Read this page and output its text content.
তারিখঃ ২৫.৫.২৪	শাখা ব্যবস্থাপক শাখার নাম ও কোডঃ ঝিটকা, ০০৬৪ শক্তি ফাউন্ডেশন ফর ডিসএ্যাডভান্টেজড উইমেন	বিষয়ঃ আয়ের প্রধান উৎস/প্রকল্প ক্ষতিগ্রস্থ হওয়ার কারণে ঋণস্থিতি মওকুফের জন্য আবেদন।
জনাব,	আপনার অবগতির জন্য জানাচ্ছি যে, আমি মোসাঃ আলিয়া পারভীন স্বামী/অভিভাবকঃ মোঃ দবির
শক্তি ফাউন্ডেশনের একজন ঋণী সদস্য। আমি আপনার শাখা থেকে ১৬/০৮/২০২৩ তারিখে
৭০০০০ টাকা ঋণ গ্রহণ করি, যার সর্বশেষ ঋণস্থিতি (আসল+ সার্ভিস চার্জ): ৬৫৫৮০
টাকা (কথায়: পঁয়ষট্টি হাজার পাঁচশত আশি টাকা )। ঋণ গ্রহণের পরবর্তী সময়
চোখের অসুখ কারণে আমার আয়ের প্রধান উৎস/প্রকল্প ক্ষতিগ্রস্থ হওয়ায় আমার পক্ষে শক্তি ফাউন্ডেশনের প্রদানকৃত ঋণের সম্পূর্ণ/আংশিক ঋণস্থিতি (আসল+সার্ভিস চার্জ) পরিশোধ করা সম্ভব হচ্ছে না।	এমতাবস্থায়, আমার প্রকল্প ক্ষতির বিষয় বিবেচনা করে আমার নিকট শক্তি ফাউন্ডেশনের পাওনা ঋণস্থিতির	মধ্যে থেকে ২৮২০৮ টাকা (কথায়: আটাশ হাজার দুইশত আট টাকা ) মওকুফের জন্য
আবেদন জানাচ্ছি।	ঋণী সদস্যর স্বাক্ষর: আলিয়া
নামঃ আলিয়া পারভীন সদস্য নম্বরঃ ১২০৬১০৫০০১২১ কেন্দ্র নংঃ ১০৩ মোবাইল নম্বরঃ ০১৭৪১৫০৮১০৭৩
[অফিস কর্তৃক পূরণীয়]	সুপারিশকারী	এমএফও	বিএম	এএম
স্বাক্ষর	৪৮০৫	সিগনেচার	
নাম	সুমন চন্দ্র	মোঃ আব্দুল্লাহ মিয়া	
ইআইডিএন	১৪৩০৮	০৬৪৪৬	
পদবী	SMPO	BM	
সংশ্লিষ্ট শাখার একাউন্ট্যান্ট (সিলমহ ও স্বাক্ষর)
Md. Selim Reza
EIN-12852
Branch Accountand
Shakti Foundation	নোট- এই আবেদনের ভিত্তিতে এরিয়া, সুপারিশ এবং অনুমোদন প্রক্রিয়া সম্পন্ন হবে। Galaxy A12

____

Every line of the data above should be reproduced word for word.

Read this page and output its text content.
তারিখঃ ২৫.৫.২৪	শাখা ব্যবস্থাপক শাখার নাম ও কোডঃ ঝিটকা, ০০৬৪ শক্তি ফাউন্ডেশন ফর ডিসএ্যাডভান্টেজড উইমেন	বিষয়ঃ আয়ের প্রধান উৎস/প্রকল্প ক্ষতিগ্রস্থ হওয়ার কারণে ঋণস্থিতি মওকুফের জন্য আবেদন।
জনাব,	আপনার অবগতির জন্য জানাচ্ছি যে, আমি মোসাঃ আলিয়া পারভীন স্বামী/অভিভাবকঃ মোঃ দবির
শক্তি ফাউন্ডেশনের একজন ঋণী সদস্য। আমি আপনার শাখা থেকে ১৬/০৮/২০২৩ তারিখে
৭০০০০ টাকা ঋণ গ্রহণ করি, যার সর্বশেষ ঋণস্থিতি (আসল+ সার্ভিস চার্জ): ৬৫৫৮০
টাকা (কথায়: পঁয়ষট্টি হাজার পাঁচশত আশি টাকা )। ঋণ গ্রহণের পরবর্তী সময়
চোখের অসুখ কারণে আমার আয়ের প্রধান উৎস/প্রকল্প ক্ষতিগ্রস্থ হওয়ায় আমার পক্ষে শক্তি ফাউন্ডেশনের প্রদানকৃত ঋণের সম্পূর্ণ/আংশিক ঋণস্থিতি (আসল+সার্ভিস চার্জ) পরিশোধ করা সম্ভব হচ্ছে না।	এমতাবস্থায়, আমার প্রকল্প ক্ষতির বিষয় বিবেচনা করে আমার নিকট শক্তি ফাউন্ডেশনের পাওনা ঋণস্থিতির	মধ্যে থেকে ২৮২০৮ টাকা (কথায়: আটাশ হাজার দুইশত আট টাকা ) মওকুফের জন্য
আবেদন জানাচ্ছি।	ঋণী সদস্যর স্বাক্ষর: আলিয়া
নামঃ আলিয়া পারভীন সদস্য নম্বরঃ ১২০৬১০৫০০১২১ কেন্দ্র নংঃ ১০৩ মোবাইল নম্বরঃ ০১৭৪১৫০৮১০৭৩
[অফিস কর্তৃক পূরণীয়]	সুপারিশকারী	এমএফও	বিএম	এএম
স্বাক্ষর	৪৮০৫	সিগনেচার	
নাম	সুমন চন্দ্র	মোঃ আব্দুল্লাহ মিয়া	
ইআইডিএন	১৪৩০৮	০৬৪৪৬	
পদবী	SMPO	BM	
সংশ্লিষ্ট শাখার একাউন্ট্যান্ট (সিলমহ ও স্বাক্ষর)
Md. Selim Reza
EIN-12852
Branch Accountand
Shakti Foundation	নোট- এই আবেদনের ভিত্তিতে এরিয়া, সুপারিশ এবং অনুমোদন প্রক্রিয়া সম্পন্ন হবে। Galaxy A12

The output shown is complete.